◆ WORK INSTRUCTIONS ◆
Write out each line of the listing as it stands, without the images.

################

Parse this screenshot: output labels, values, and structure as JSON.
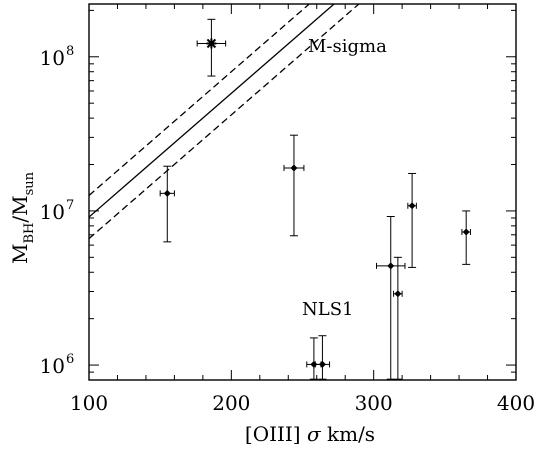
{
  "chart_data": {
    "type": "scatter",
    "xscale": "linear",
    "yscale": "log",
    "xlim": [
      100,
      400
    ],
    "ylim": [
      800000,
      220000000
    ],
    "x_ticks": [
      {
        "value": 100,
        "label": "100"
      },
      {
        "value": 200,
        "label": "200"
      },
      {
        "value": 300,
        "label": "300"
      },
      {
        "value": 400,
        "label": "400"
      }
    ],
    "y_ticks": [
      {
        "value": 1000000,
        "base": "10",
        "exp": "6"
      },
      {
        "value": 10000000,
        "base": "10",
        "exp": "7"
      },
      {
        "value": 100000000,
        "base": "10",
        "exp": "8"
      }
    ],
    "xlabel": {
      "pre": "[OIII] ",
      "sigma": "σ",
      "post": " km/s"
    },
    "ylabel": {
      "m1": "M",
      "sub1": "BH",
      "slash": "/M",
      "sub2": "sun"
    },
    "relation": {
      "label": "M-sigma",
      "exponent": 4.0,
      "x_ref": 200,
      "y_ref": 146000000,
      "scatter_dex": 0.14
    },
    "reference_point": {
      "x": 186,
      "y": 122000000,
      "xerr": 10,
      "ylo": 75000000,
      "yhi": 175000000
    },
    "group_label": "NLS1",
    "points": [
      {
        "x": 155,
        "y": 13000000,
        "xerr": 5,
        "ylo": 6300000,
        "yhi": 19500000
      },
      {
        "x": 244,
        "y": 19000000,
        "xerr": 7,
        "ylo": 6900000,
        "yhi": 31000000
      },
      {
        "x": 258,
        "y": 1010000,
        "xerr": 5,
        "ylo": 810000,
        "yhi": 1500000
      },
      {
        "x": 264,
        "y": 1010000,
        "xerr": 5,
        "ylo": 810000,
        "yhi": 1550000
      },
      {
        "x": 312,
        "y": 4400000,
        "xerr": 10,
        "ylo": 810000,
        "yhi": 9200000
      },
      {
        "x": 317,
        "y": 2900000,
        "xerr": 3,
        "ylo": 810000,
        "yhi": 5000000
      },
      {
        "x": 327,
        "y": 10800000,
        "xerr": 3,
        "ylo": 4300000,
        "yhi": 17500000
      },
      {
        "x": 365,
        "y": 7300000,
        "xerr": 3,
        "ylo": 4500000,
        "yhi": 10000000
      }
    ]
  }
}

################

◆ TASK RESPONSE ◆
Parse this screenshot: output labels, values, and structure as JSON.
{
  "chart_data": {
    "type": "scatter",
    "xscale": "linear",
    "yscale": "log",
    "xlim": [
      100,
      400
    ],
    "ylim": [
      800000,
      220000000
    ],
    "x_ticks": [
      {
        "value": 100,
        "label": "100"
      },
      {
        "value": 200,
        "label": "200"
      },
      {
        "value": 300,
        "label": "300"
      },
      {
        "value": 400,
        "label": "400"
      }
    ],
    "y_ticks": [
      {
        "value": 1000000,
        "base": "10",
        "exp": "6"
      },
      {
        "value": 10000000,
        "base": "10",
        "exp": "7"
      },
      {
        "value": 100000000,
        "base": "10",
        "exp": "8"
      }
    ],
    "xlabel": {
      "pre": "[OIII] ",
      "sigma": "σ",
      "post": " km/s"
    },
    "ylabel": {
      "m1": "M",
      "sub1": "BH",
      "slash": "/M",
      "sub2": "sun"
    },
    "relation": {
      "label": "M-sigma",
      "exponent": 4.0,
      "x_ref": 200,
      "y_ref": 146000000,
      "scatter_dex": 0.14
    },
    "reference_point": {
      "x": 186,
      "y": 122000000,
      "xerr": 10,
      "ylo": 75000000,
      "yhi": 175000000
    },
    "group_label": "NLS1",
    "points": [
      {
        "x": 155,
        "y": 13000000,
        "xerr": 5,
        "ylo": 6300000,
        "yhi": 19500000
      },
      {
        "x": 244,
        "y": 19000000,
        "xerr": 7,
        "ylo": 6900000,
        "yhi": 31000000
      },
      {
        "x": 258,
        "y": 1010000,
        "xerr": 5,
        "ylo": 810000,
        "yhi": 1500000
      },
      {
        "x": 264,
        "y": 1010000,
        "xerr": 5,
        "ylo": 810000,
        "yhi": 1550000
      },
      {
        "x": 312,
        "y": 4400000,
        "xerr": 10,
        "ylo": 810000,
        "yhi": 9200000
      },
      {
        "x": 317,
        "y": 2900000,
        "xerr": 3,
        "ylo": 810000,
        "yhi": 5000000
      },
      {
        "x": 327,
        "y": 10800000,
        "xerr": 3,
        "ylo": 4300000,
        "yhi": 17500000
      },
      {
        "x": 365,
        "y": 7300000,
        "xerr": 3,
        "ylo": 4500000,
        "yhi": 10000000
      }
    ]
  }
}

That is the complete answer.